*EXERCISE INSTRUCTIONS*. Show every line where "title" occurs.
====
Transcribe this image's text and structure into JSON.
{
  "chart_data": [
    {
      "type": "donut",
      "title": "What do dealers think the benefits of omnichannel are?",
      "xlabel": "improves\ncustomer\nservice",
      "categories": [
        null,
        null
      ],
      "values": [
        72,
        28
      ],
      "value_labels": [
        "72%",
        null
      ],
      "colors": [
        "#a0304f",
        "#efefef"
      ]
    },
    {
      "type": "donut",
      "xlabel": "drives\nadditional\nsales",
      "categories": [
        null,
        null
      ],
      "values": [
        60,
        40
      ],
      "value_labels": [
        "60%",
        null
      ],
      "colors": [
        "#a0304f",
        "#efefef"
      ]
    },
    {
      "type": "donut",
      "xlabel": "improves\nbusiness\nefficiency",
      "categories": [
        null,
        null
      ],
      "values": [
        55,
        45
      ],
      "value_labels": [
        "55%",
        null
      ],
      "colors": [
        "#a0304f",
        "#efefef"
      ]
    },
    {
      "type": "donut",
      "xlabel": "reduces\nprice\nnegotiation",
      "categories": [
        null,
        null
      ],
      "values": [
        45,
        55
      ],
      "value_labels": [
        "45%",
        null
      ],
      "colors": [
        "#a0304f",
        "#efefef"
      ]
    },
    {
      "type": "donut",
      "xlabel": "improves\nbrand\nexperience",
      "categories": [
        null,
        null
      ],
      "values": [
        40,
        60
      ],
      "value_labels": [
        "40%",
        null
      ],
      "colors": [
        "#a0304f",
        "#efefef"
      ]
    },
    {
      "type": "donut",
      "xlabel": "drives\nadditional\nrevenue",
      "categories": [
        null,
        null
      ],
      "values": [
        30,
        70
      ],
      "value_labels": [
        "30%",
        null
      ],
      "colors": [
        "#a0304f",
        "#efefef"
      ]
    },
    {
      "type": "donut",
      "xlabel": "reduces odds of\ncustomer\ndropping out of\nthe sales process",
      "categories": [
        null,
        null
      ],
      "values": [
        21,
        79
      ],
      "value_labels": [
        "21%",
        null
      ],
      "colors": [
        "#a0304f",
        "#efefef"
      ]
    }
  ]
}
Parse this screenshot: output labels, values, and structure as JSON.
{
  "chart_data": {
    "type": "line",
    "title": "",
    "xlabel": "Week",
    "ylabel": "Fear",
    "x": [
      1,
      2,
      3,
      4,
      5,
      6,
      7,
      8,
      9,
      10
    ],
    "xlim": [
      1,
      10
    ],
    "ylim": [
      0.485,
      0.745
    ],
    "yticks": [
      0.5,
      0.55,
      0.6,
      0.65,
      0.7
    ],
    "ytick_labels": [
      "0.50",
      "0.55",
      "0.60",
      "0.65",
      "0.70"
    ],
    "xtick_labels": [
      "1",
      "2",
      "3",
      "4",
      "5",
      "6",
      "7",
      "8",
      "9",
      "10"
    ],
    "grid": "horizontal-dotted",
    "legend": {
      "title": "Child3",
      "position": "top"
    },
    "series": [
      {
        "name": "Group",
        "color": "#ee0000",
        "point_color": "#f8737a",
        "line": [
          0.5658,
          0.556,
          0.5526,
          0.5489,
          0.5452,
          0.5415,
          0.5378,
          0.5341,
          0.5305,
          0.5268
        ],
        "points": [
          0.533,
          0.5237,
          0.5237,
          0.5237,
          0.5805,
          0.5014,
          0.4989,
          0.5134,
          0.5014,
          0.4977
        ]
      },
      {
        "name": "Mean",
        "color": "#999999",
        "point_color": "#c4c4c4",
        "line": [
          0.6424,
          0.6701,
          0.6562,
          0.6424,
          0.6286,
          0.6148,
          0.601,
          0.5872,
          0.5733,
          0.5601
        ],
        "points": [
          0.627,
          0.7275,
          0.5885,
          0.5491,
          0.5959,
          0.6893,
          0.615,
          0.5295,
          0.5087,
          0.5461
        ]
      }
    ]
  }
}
====
*WRITTEN ANSWER*.
      "title": "What do dealers think the benefits of omnichannel are?",
    "title": "",
      "title": "Child3",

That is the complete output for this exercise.